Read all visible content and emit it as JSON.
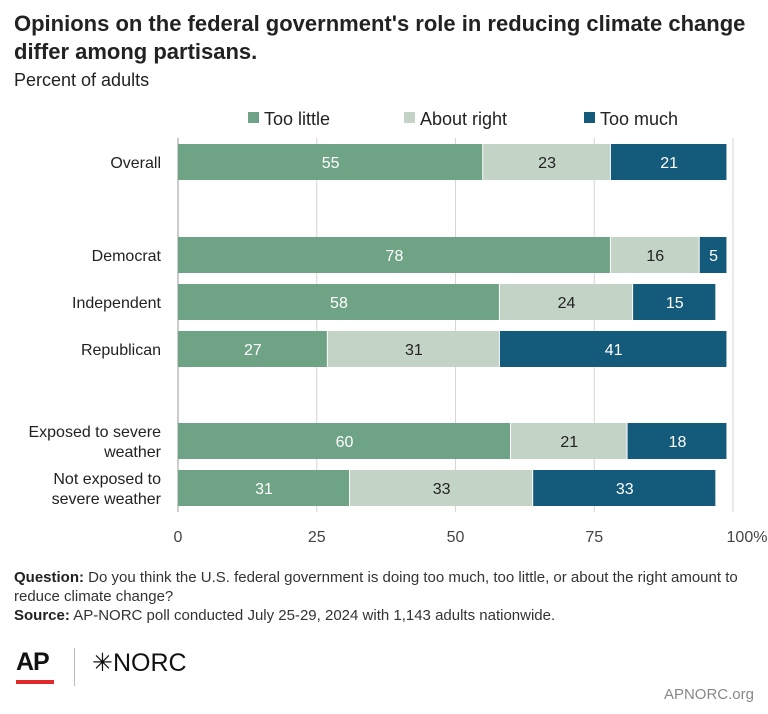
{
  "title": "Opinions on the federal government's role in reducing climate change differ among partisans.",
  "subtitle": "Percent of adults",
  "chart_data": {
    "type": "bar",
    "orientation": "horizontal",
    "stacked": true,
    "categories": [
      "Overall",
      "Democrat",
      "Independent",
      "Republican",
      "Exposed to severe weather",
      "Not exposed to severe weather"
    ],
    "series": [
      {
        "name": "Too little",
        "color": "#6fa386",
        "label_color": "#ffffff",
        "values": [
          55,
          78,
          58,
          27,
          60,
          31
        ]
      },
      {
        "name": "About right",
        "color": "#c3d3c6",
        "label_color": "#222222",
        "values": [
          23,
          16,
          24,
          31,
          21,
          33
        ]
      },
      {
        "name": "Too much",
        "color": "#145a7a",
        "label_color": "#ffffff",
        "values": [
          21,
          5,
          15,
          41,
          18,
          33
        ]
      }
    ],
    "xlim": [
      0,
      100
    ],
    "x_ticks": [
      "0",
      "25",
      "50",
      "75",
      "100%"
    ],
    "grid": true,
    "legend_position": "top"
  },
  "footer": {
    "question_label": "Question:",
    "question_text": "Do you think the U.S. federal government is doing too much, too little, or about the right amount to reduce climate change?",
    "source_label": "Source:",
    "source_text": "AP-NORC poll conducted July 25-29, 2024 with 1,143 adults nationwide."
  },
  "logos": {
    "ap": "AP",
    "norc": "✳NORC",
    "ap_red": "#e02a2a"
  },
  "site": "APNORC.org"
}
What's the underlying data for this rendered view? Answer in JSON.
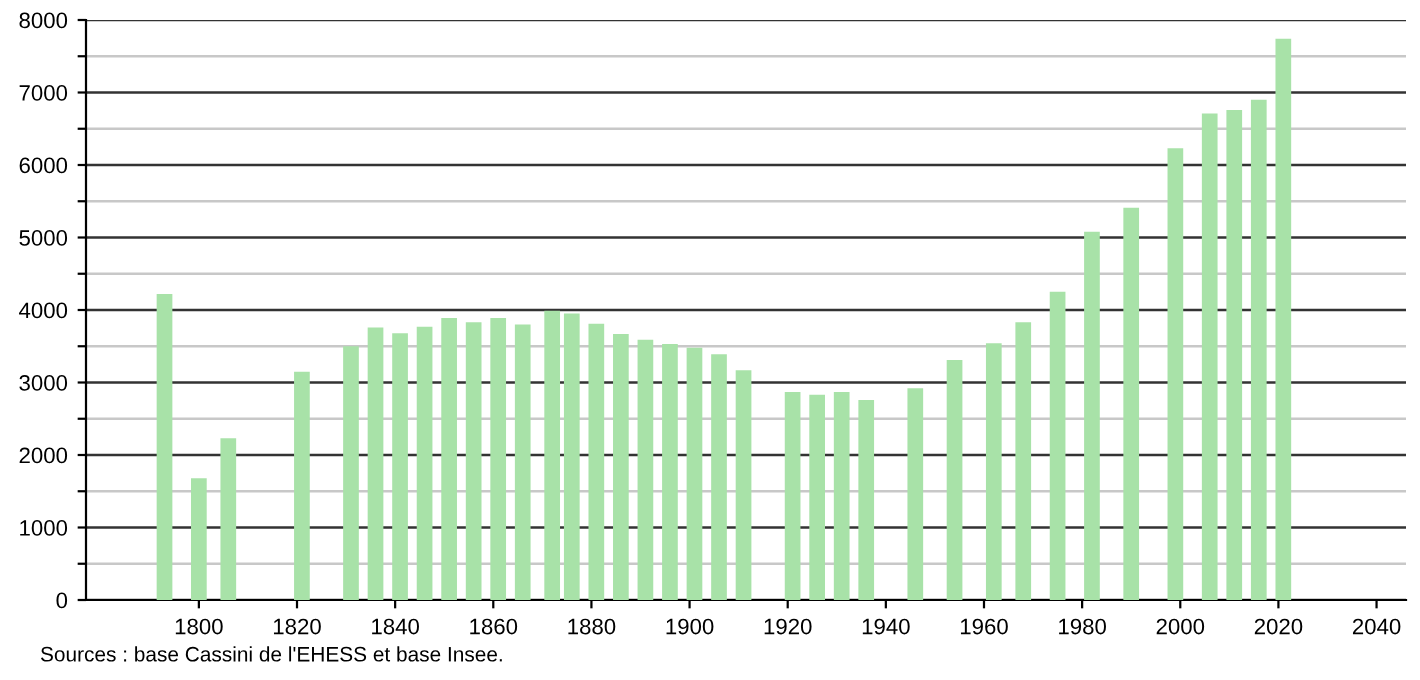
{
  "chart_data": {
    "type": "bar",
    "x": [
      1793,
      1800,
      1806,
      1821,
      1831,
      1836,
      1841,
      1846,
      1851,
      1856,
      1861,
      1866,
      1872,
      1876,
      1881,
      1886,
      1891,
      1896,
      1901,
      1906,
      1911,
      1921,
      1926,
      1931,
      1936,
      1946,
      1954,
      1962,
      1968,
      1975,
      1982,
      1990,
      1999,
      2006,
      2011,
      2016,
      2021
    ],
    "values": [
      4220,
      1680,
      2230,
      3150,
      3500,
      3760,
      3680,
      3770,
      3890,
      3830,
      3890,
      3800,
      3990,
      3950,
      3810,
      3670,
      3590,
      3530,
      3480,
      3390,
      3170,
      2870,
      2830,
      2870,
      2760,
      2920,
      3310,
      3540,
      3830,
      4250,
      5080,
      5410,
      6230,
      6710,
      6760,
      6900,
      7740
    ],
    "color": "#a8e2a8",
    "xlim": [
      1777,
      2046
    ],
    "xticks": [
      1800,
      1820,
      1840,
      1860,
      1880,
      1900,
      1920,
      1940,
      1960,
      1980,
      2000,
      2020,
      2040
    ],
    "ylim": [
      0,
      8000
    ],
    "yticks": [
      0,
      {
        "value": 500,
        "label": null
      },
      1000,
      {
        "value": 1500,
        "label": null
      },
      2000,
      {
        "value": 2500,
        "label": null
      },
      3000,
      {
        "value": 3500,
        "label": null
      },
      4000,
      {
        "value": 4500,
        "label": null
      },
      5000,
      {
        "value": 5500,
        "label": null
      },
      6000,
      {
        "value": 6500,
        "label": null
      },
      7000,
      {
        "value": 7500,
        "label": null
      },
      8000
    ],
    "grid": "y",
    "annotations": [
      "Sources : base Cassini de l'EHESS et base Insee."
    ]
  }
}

--

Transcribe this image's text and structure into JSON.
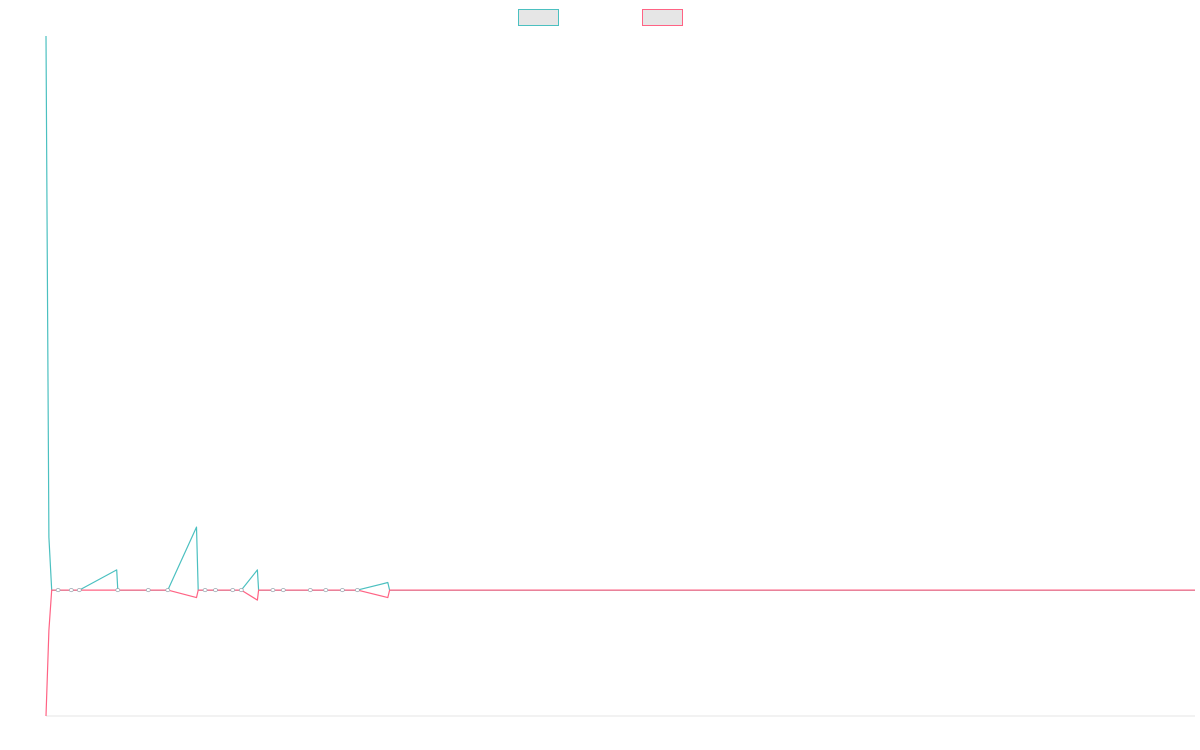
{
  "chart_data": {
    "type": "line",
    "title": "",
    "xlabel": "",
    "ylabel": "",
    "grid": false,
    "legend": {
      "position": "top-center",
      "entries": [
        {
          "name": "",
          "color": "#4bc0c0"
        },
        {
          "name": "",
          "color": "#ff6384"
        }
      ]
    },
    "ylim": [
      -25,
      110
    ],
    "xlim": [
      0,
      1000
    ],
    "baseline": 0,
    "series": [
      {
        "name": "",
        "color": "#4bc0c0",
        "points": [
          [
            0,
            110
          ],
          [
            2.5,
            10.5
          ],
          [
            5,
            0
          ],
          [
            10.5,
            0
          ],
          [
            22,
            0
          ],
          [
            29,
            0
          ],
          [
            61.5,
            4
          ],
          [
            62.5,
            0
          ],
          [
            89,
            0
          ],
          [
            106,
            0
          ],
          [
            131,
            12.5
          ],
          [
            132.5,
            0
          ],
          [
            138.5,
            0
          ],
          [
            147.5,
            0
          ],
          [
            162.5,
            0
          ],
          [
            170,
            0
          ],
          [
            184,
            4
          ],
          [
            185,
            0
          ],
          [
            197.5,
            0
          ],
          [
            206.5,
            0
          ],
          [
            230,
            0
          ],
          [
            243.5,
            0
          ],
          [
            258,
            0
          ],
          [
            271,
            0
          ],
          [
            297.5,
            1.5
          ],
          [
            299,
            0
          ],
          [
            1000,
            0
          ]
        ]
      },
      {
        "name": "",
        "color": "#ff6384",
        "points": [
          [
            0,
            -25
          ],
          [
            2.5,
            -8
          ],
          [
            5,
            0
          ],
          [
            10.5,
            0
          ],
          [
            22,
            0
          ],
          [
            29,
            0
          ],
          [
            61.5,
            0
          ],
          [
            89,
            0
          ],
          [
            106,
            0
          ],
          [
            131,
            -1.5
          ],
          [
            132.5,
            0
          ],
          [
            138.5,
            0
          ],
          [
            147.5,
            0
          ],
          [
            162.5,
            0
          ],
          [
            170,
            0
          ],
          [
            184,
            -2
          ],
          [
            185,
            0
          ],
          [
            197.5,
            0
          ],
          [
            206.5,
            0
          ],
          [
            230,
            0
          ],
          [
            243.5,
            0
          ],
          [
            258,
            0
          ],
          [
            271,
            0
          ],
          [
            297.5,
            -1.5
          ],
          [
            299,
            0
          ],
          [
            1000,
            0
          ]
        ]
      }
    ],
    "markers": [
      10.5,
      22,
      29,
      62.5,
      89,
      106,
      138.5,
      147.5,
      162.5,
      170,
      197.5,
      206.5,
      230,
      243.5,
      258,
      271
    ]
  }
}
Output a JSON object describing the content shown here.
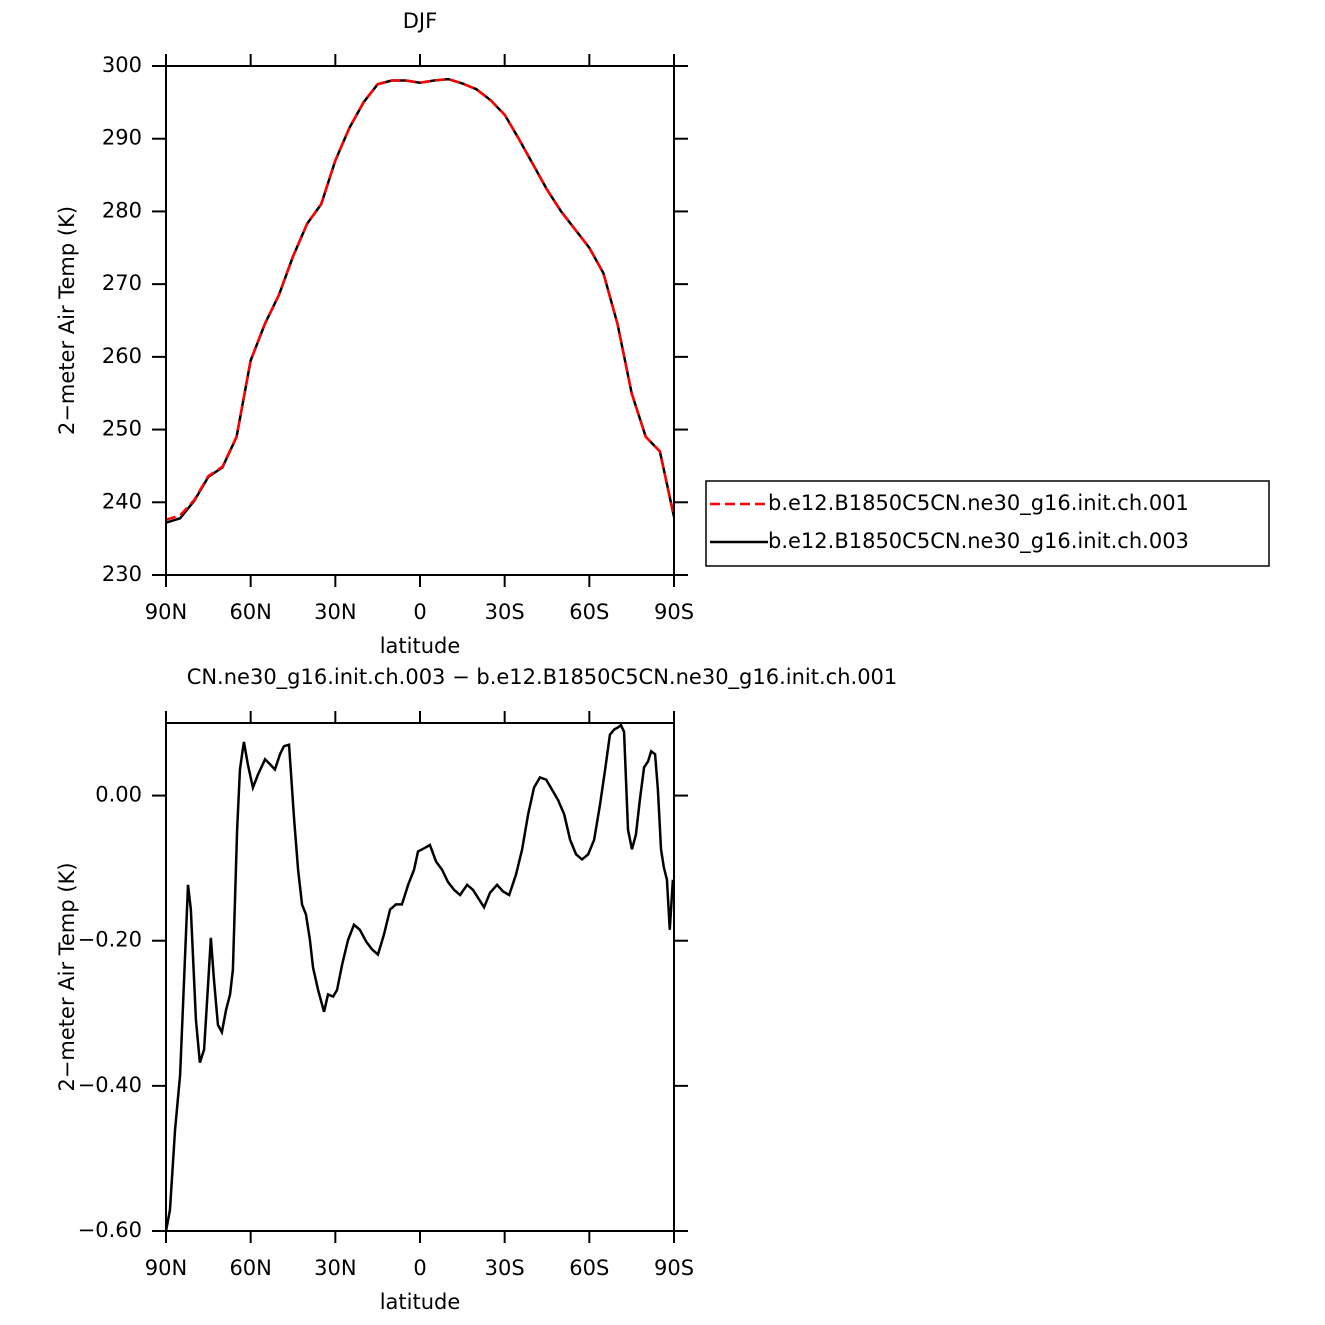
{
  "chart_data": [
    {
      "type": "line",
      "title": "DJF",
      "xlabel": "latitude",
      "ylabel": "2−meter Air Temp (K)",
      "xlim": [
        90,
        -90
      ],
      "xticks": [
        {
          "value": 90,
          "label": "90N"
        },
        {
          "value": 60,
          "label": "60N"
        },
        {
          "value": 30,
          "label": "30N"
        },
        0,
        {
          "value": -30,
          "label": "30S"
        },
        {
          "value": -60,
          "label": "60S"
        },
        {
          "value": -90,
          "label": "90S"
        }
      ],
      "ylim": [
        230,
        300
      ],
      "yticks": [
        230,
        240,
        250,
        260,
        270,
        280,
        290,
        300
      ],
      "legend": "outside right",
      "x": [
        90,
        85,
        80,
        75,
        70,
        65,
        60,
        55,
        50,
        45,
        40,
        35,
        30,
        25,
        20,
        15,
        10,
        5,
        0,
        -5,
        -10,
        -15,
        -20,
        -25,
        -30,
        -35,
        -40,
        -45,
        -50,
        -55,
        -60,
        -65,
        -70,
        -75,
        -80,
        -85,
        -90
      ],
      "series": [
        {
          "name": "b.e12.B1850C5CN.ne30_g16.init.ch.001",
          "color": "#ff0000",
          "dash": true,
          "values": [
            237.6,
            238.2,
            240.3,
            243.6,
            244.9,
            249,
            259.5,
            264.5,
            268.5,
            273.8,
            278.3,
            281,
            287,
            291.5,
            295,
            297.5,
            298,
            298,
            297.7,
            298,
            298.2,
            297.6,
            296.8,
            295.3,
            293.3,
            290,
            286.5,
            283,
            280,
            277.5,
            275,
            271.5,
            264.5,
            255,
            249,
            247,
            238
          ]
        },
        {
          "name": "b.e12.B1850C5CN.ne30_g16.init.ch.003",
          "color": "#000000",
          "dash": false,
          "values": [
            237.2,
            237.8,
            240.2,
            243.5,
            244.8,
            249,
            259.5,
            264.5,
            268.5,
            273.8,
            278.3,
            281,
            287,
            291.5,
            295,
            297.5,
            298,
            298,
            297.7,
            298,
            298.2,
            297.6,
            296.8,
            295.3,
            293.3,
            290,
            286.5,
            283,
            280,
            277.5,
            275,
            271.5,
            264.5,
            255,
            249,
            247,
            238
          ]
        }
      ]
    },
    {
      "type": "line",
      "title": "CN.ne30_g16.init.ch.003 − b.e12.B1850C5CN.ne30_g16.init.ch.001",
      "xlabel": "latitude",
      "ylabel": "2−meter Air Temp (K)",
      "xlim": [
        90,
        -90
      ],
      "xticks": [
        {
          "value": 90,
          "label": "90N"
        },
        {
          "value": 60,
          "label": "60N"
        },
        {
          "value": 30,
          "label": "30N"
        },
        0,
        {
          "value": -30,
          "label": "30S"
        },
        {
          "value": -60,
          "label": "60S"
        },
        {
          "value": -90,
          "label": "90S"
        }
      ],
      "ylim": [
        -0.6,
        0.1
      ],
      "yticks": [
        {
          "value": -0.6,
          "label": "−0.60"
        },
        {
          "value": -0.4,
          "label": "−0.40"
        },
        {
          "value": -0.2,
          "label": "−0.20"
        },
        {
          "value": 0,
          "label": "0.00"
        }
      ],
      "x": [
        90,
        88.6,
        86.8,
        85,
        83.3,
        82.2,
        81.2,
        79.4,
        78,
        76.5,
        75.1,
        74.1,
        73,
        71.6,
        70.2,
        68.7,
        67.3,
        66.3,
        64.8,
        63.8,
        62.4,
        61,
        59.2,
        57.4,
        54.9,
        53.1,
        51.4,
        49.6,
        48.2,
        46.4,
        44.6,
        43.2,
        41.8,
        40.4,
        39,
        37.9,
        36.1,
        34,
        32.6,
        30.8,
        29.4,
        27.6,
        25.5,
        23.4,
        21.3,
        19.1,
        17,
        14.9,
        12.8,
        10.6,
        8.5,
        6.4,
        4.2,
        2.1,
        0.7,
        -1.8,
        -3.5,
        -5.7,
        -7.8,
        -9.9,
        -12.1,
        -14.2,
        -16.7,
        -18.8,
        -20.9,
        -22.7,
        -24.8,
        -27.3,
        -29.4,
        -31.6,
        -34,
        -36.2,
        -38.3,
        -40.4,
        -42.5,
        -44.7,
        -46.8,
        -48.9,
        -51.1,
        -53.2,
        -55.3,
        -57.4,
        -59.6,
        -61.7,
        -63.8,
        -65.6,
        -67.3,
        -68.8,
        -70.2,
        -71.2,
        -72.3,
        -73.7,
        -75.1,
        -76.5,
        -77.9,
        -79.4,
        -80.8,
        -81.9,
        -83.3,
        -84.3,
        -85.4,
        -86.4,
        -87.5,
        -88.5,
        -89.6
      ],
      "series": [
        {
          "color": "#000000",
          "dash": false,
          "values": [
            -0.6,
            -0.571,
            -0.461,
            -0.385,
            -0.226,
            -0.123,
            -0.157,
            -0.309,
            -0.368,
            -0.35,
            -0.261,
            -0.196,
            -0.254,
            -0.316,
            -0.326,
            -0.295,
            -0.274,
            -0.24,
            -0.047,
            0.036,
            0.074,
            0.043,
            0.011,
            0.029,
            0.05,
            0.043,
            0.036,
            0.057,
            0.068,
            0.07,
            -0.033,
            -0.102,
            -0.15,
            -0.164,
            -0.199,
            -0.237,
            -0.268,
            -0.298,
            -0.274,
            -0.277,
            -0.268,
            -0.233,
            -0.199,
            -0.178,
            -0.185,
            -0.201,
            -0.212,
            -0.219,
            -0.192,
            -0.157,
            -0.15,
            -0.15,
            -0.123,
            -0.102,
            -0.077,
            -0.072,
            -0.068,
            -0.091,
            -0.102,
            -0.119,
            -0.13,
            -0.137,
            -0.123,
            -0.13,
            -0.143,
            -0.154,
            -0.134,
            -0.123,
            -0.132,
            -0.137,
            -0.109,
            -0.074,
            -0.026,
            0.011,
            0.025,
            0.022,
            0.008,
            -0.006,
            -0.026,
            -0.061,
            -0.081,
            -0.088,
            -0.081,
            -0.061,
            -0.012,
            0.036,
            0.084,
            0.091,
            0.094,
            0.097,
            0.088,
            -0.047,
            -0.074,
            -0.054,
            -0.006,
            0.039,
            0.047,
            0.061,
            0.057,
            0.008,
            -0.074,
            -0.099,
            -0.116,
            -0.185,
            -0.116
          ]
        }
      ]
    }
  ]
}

*PROMPT*
Above are the records. Identify each line that contains the word "much".

*WRITTEN SOLUTION*
        "name": "Too much",
    "question_text": "Do you think the U.S. federal government is doing too much, too little, or about the right amount to reduce climate change?",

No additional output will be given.